**The task:**
Restate the listing that follows word for word, without its pictures.

(Items from a figure collection)
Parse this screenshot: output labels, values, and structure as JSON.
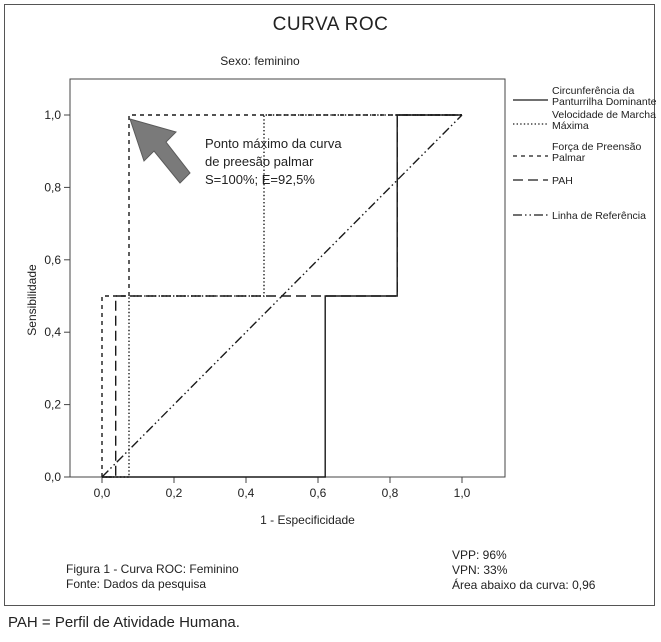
{
  "chart_data": {
    "type": "line",
    "title": "CURVA ROC",
    "subtitle": "Sexo: feminino",
    "xlabel": "1 - Especificidade",
    "ylabel": "Sensibilidade",
    "xlim": [
      0,
      1
    ],
    "ylim": [
      0,
      1
    ],
    "x_ticks": [
      "0,0",
      "0,2",
      "0,4",
      "0,6",
      "0,8",
      "1,0"
    ],
    "y_ticks": [
      "0,0",
      "0,2",
      "0,4",
      "0,6",
      "0,8",
      "1,0"
    ],
    "legend_position": "right",
    "series": [
      {
        "name": "Circunferência da Panturrilha Dominante",
        "dash": "solid",
        "points": [
          [
            0.0,
            0.0
          ],
          [
            0.62,
            0.0
          ],
          [
            0.62,
            0.5
          ],
          [
            0.82,
            0.5
          ],
          [
            0.82,
            1.0
          ],
          [
            1.0,
            1.0
          ]
        ]
      },
      {
        "name": "Velocidade de Marcha Máxima",
        "dash": "dotted",
        "points": [
          [
            0.0,
            0.0
          ],
          [
            0.075,
            0.0
          ],
          [
            0.075,
            0.5
          ],
          [
            0.45,
            0.5
          ],
          [
            0.45,
            1.0
          ],
          [
            1.0,
            1.0
          ]
        ]
      },
      {
        "name": "Força de Preensão Palmar",
        "dash": "short-dash",
        "points": [
          [
            0.0,
            0.0
          ],
          [
            0.0,
            0.5
          ],
          [
            0.075,
            0.5
          ],
          [
            0.075,
            1.0
          ],
          [
            1.0,
            1.0
          ]
        ]
      },
      {
        "name": "PAH",
        "dash": "long-dash",
        "points": [
          [
            0.0,
            0.0
          ],
          [
            0.038,
            0.0
          ],
          [
            0.038,
            0.5
          ],
          [
            0.82,
            0.5
          ],
          [
            0.82,
            1.0
          ],
          [
            1.0,
            1.0
          ]
        ]
      },
      {
        "name": "Linha de Referência",
        "dash": "dash-dot-dot",
        "points": [
          [
            0.0,
            0.0
          ],
          [
            1.0,
            1.0
          ]
        ]
      }
    ],
    "annotation": {
      "lines": [
        "Ponto máximo da curva",
        "de preesão palmar",
        "S=100%; E=92,5%"
      ]
    }
  },
  "caption": {
    "figure": "Figura 1 - Curva ROC: Feminino",
    "source": "Fonte: Dados da pesquisa"
  },
  "stats": {
    "vpp": "VPP: 96%",
    "vpn": "VPN: 33%",
    "auc": "Área abaixo da curva: 0,96"
  },
  "footer": "PAH = Perfil de Atividade Humana."
}
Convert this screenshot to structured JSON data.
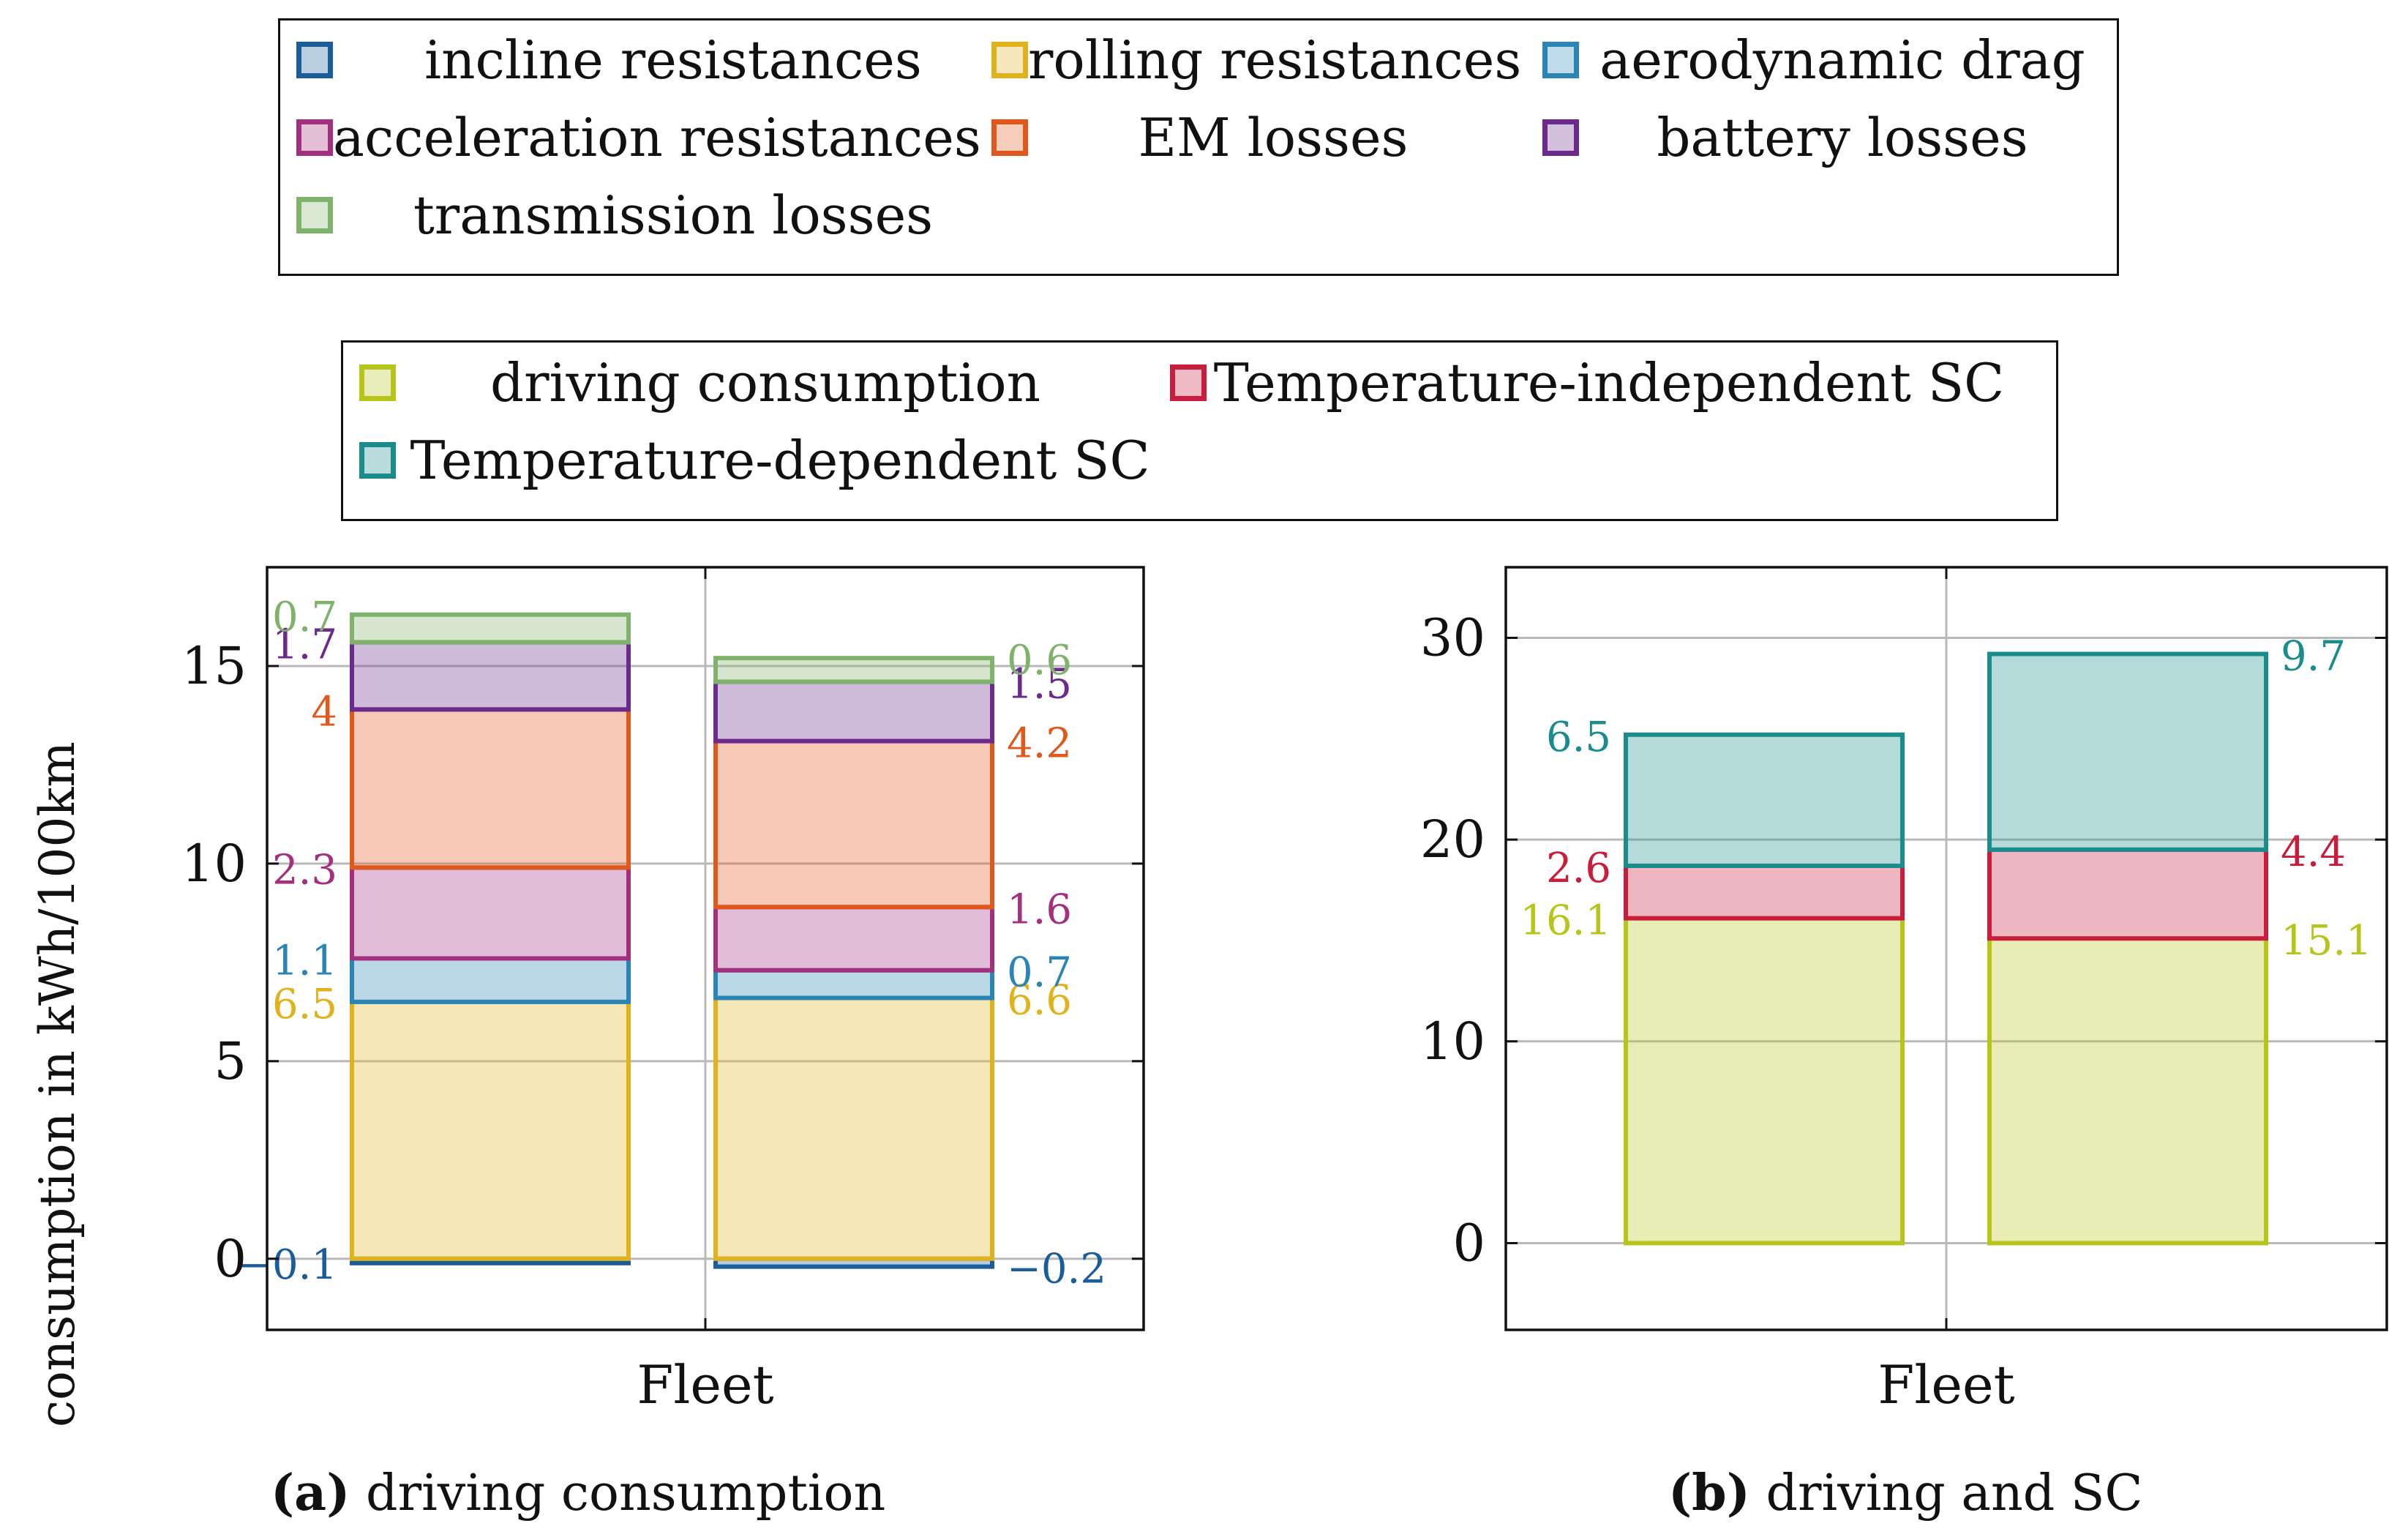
{
  "colors": {
    "incline": "#1b5c9b",
    "rolling": "#e0b31c",
    "aero": "#2a85b5",
    "accel": "#a3307f",
    "em": "#e0581c",
    "battery": "#6b2a8c",
    "transmission": "#7fb26a",
    "driving": "#b7c41a",
    "sc_indep": "#c81d3c",
    "sc_dep": "#1a8c8c",
    "grid": "#b8b8b8",
    "axis": "#111111"
  },
  "legend_a": [
    {
      "label": "incline resistances",
      "color_key": "incline"
    },
    {
      "label": "rolling resistances",
      "color_key": "rolling"
    },
    {
      "label": "aerodynamic drag",
      "color_key": "aero"
    },
    {
      "label": "acceleration resistances",
      "color_key": "accel"
    },
    {
      "label": "EM losses",
      "color_key": "em"
    },
    {
      "label": "battery losses",
      "color_key": "battery"
    },
    {
      "label": "transmission losses",
      "color_key": "transmission"
    }
  ],
  "legend_b": [
    {
      "label": "driving consumption",
      "color_key": "driving"
    },
    {
      "label": "Temperature-independent SC",
      "color_key": "sc_indep"
    },
    {
      "label": "Temperature-dependent SC",
      "color_key": "sc_dep"
    }
  ],
  "ylabel": "consumption in kWh/100km",
  "caption_a": {
    "letter": "(a)",
    "text": " driving consumption"
  },
  "caption_b": {
    "letter": "(b)",
    "text": " driving and SC"
  },
  "chart_data": [
    {
      "type": "bar",
      "stacked": true,
      "title": "driving consumption",
      "xlabel": "Fleet",
      "ylabel": "consumption in kWh/100km",
      "ylim": [
        -1.8,
        17.5
      ],
      "yticks": [
        0,
        5,
        10,
        15
      ],
      "grid": true,
      "bars": [
        {
          "label_side": "left",
          "segments": [
            {
              "name": "incline resistances",
              "color_key": "incline",
              "value": -0.1,
              "label": "−0.1"
            },
            {
              "name": "rolling resistances",
              "color_key": "rolling",
              "value": 6.5,
              "label": "6.5"
            },
            {
              "name": "aerodynamic drag",
              "color_key": "aero",
              "value": 1.1,
              "label": "1.1"
            },
            {
              "name": "acceleration resistances",
              "color_key": "accel",
              "value": 2.3,
              "label": "2.3"
            },
            {
              "name": "EM losses",
              "color_key": "em",
              "value": 4.0,
              "label": "4"
            },
            {
              "name": "battery losses",
              "color_key": "battery",
              "value": 1.7,
              "label": "1.7"
            },
            {
              "name": "transmission losses",
              "color_key": "transmission",
              "value": 0.7,
              "label": "0.7"
            }
          ]
        },
        {
          "label_side": "right",
          "segments": [
            {
              "name": "incline resistances",
              "color_key": "incline",
              "value": -0.2,
              "label": "−0.2"
            },
            {
              "name": "rolling resistances",
              "color_key": "rolling",
              "value": 6.6,
              "label": "6.6"
            },
            {
              "name": "aerodynamic drag",
              "color_key": "aero",
              "value": 0.7,
              "label": "0.7"
            },
            {
              "name": "acceleration resistances",
              "color_key": "accel",
              "value": 1.6,
              "label": "1.6"
            },
            {
              "name": "EM losses",
              "color_key": "em",
              "value": 4.2,
              "label": "4.2"
            },
            {
              "name": "battery losses",
              "color_key": "battery",
              "value": 1.5,
              "label": "1.5"
            },
            {
              "name": "transmission losses",
              "color_key": "transmission",
              "value": 0.6,
              "label": "0.6"
            }
          ]
        }
      ]
    },
    {
      "type": "bar",
      "stacked": true,
      "title": "driving and SC",
      "xlabel": "Fleet",
      "ylabel": "",
      "ylim": [
        -4.3,
        33.5
      ],
      "yticks": [
        0,
        10,
        20,
        30
      ],
      "grid": true,
      "bars": [
        {
          "label_side": "left",
          "segments": [
            {
              "name": "driving consumption",
              "color_key": "driving",
              "value": 16.1,
              "label": "16.1"
            },
            {
              "name": "Temperature-independent SC",
              "color_key": "sc_indep",
              "value": 2.6,
              "label": "2.6"
            },
            {
              "name": "Temperature-dependent SC",
              "color_key": "sc_dep",
              "value": 6.5,
              "label": "6.5"
            }
          ]
        },
        {
          "label_side": "right",
          "segments": [
            {
              "name": "driving consumption",
              "color_key": "driving",
              "value": 15.1,
              "label": "15.1"
            },
            {
              "name": "Temperature-independent SC",
              "color_key": "sc_indep",
              "value": 4.4,
              "label": "4.4"
            },
            {
              "name": "Temperature-dependent SC",
              "color_key": "sc_dep",
              "value": 9.7,
              "label": "9.7"
            }
          ]
        }
      ]
    }
  ]
}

**Right answer:**
Parse this screenshot: output labels, values, and structure as JSON.
{
  "chart_data": {
    "type": "line",
    "title": "CURVA ROC",
    "subtitle": "Sexo: feminino",
    "xlabel": "1 - Especificidade",
    "ylabel": "Sensibilidade",
    "xlim": [
      0,
      1
    ],
    "ylim": [
      0,
      1
    ],
    "x_ticks": [
      "0,0",
      "0,2",
      "0,4",
      "0,6",
      "0,8",
      "1,0"
    ],
    "y_ticks": [
      "0,0",
      "0,2",
      "0,4",
      "0,6",
      "0,8",
      "1,0"
    ],
    "legend_position": "right",
    "series": [
      {
        "name": "Circunferência da Panturrilha Dominante",
        "dash": "solid",
        "points": [
          [
            0.0,
            0.0
          ],
          [
            0.62,
            0.0
          ],
          [
            0.62,
            0.5
          ],
          [
            0.82,
            0.5
          ],
          [
            0.82,
            1.0
          ],
          [
            1.0,
            1.0
          ]
        ]
      },
      {
        "name": "Velocidade de Marcha Máxima",
        "dash": "dotted",
        "points": [
          [
            0.0,
            0.0
          ],
          [
            0.075,
            0.0
          ],
          [
            0.075,
            0.5
          ],
          [
            0.45,
            0.5
          ],
          [
            0.45,
            1.0
          ],
          [
            1.0,
            1.0
          ]
        ]
      },
      {
        "name": "Força de Preensão Palmar",
        "dash": "short-dash",
        "points": [
          [
            0.0,
            0.0
          ],
          [
            0.0,
            0.5
          ],
          [
            0.075,
            0.5
          ],
          [
            0.075,
            1.0
          ],
          [
            1.0,
            1.0
          ]
        ]
      },
      {
        "name": "PAH",
        "dash": "long-dash",
        "points": [
          [
            0.0,
            0.0
          ],
          [
            0.038,
            0.0
          ],
          [
            0.038,
            0.5
          ],
          [
            0.82,
            0.5
          ],
          [
            0.82,
            1.0
          ],
          [
            1.0,
            1.0
          ]
        ]
      },
      {
        "name": "Linha de Referência",
        "dash": "dash-dot-dot",
        "points": [
          [
            0.0,
            0.0
          ],
          [
            1.0,
            1.0
          ]
        ]
      }
    ],
    "annotation": {
      "lines": [
        "Ponto máximo da curva",
        "de preesão palmar",
        "S=100%; E=92,5%"
      ]
    }
  },
  "caption": {
    "figure": "Figura 1 - Curva ROC: Feminino",
    "source": "Fonte: Dados da pesquisa"
  },
  "stats": {
    "vpp": "VPP: 96%",
    "vpn": "VPN: 33%",
    "auc": "Área abaixo da curva: 0,96"
  },
  "footer": "PAH = Perfil de Atividade Humana."
}
Convert this screenshot to structured JSON data.
{
  "colors": {
    "incline": "#1b5c9b",
    "rolling": "#e0b31c",
    "aero": "#2a85b5",
    "accel": "#a3307f",
    "em": "#e0581c",
    "battery": "#6b2a8c",
    "transmission": "#7fb26a",
    "driving": "#b7c41a",
    "sc_indep": "#c81d3c",
    "sc_dep": "#1a8c8c",
    "grid": "#b8b8b8",
    "axis": "#111111"
  },
  "legend_a": [
    {
      "label": "incline resistances",
      "color_key": "incline"
    },
    {
      "label": "rolling resistances",
      "color_key": "rolling"
    },
    {
      "label": "aerodynamic drag",
      "color_key": "aero"
    },
    {
      "label": "acceleration resistances",
      "color_key": "accel"
    },
    {
      "label": "EM losses",
      "color_key": "em"
    },
    {
      "label": "battery losses",
      "color_key": "battery"
    },
    {
      "label": "transmission losses",
      "color_key": "transmission"
    }
  ],
  "legend_b": [
    {
      "label": "driving consumption",
      "color_key": "driving"
    },
    {
      "label": "Temperature-independent SC",
      "color_key": "sc_indep"
    },
    {
      "label": "Temperature-dependent SC",
      "color_key": "sc_dep"
    }
  ],
  "ylabel": "consumption in kWh/100km",
  "caption_a": {
    "letter": "(a)",
    "text": " driving consumption"
  },
  "caption_b": {
    "letter": "(b)",
    "text": " driving and SC"
  },
  "chart_data": [
    {
      "type": "bar",
      "stacked": true,
      "title": "driving consumption",
      "xlabel": "Fleet",
      "ylabel": "consumption in kWh/100km",
      "ylim": [
        -1.8,
        17.5
      ],
      "yticks": [
        0,
        5,
        10,
        15
      ],
      "grid": true,
      "bars": [
        {
          "label_side": "left",
          "segments": [
            {
              "name": "incline resistances",
              "color_key": "incline",
              "value": -0.1,
              "label": "−0.1"
            },
            {
              "name": "rolling resistances",
              "color_key": "rolling",
              "value": 6.5,
              "label": "6.5"
            },
            {
              "name": "aerodynamic drag",
              "color_key": "aero",
              "value": 1.1,
              "label": "1.1"
            },
            {
              "name": "acceleration resistances",
              "color_key": "accel",
              "value": 2.3,
              "label": "2.3"
            },
            {
              "name": "EM losses",
              "color_key": "em",
              "value": 4.0,
              "label": "4"
            },
            {
              "name": "battery losses",
              "color_key": "battery",
              "value": 1.7,
              "label": "1.7"
            },
            {
              "name": "transmission losses",
              "color_key": "transmission",
              "value": 0.7,
              "label": "0.7"
            }
          ]
        },
        {
          "label_side": "right",
          "segments": [
            {
              "name": "incline resistances",
              "color_key": "incline",
              "value": -0.2,
              "label": "−0.2"
            },
            {
              "name": "rolling resistances",
              "color_key": "rolling",
              "value": 6.6,
              "label": "6.6"
            },
            {
              "name": "aerodynamic drag",
              "color_key": "aero",
              "value": 0.7,
              "label": "0.7"
            },
            {
              "name": "acceleration resistances",
              "color_key": "accel",
              "value": 1.6,
              "label": "1.6"
            },
            {
              "name": "EM losses",
              "color_key": "em",
              "value": 4.2,
              "label": "4.2"
            },
            {
              "name": "battery losses",
              "color_key": "battery",
              "value": 1.5,
              "label": "1.5"
            },
            {
              "name": "transmission losses",
              "color_key": "transmission",
              "value": 0.6,
              "label": "0.6"
            }
          ]
        }
      ]
    },
    {
      "type": "bar",
      "stacked": true,
      "title": "driving and SC",
      "xlabel": "Fleet",
      "ylabel": "",
      "ylim": [
        -4.3,
        33.5
      ],
      "yticks": [
        0,
        10,
        20,
        30
      ],
      "grid": true,
      "bars": [
        {
          "label_side": "left",
          "segments": [
            {
              "name": "driving consumption",
              "color_key": "driving",
              "value": 16.1,
              "label": "16.1"
            },
            {
              "name": "Temperature-independent SC",
              "color_key": "sc_indep",
              "value": 2.6,
              "label": "2.6"
            },
            {
              "name": "Temperature-dependent SC",
              "color_key": "sc_dep",
              "value": 6.5,
              "label": "6.5"
            }
          ]
        },
        {
          "label_side": "right",
          "segments": [
            {
              "name": "driving consumption",
              "color_key": "driving",
              "value": 15.1,
              "label": "15.1"
            },
            {
              "name": "Temperature-independent SC",
              "color_key": "sc_indep",
              "value": 4.4,
              "label": "4.4"
            },
            {
              "name": "Temperature-dependent SC",
              "color_key": "sc_dep",
              "value": 9.7,
              "label": "9.7"
            }
          ]
        }
      ]
    }
  ]
}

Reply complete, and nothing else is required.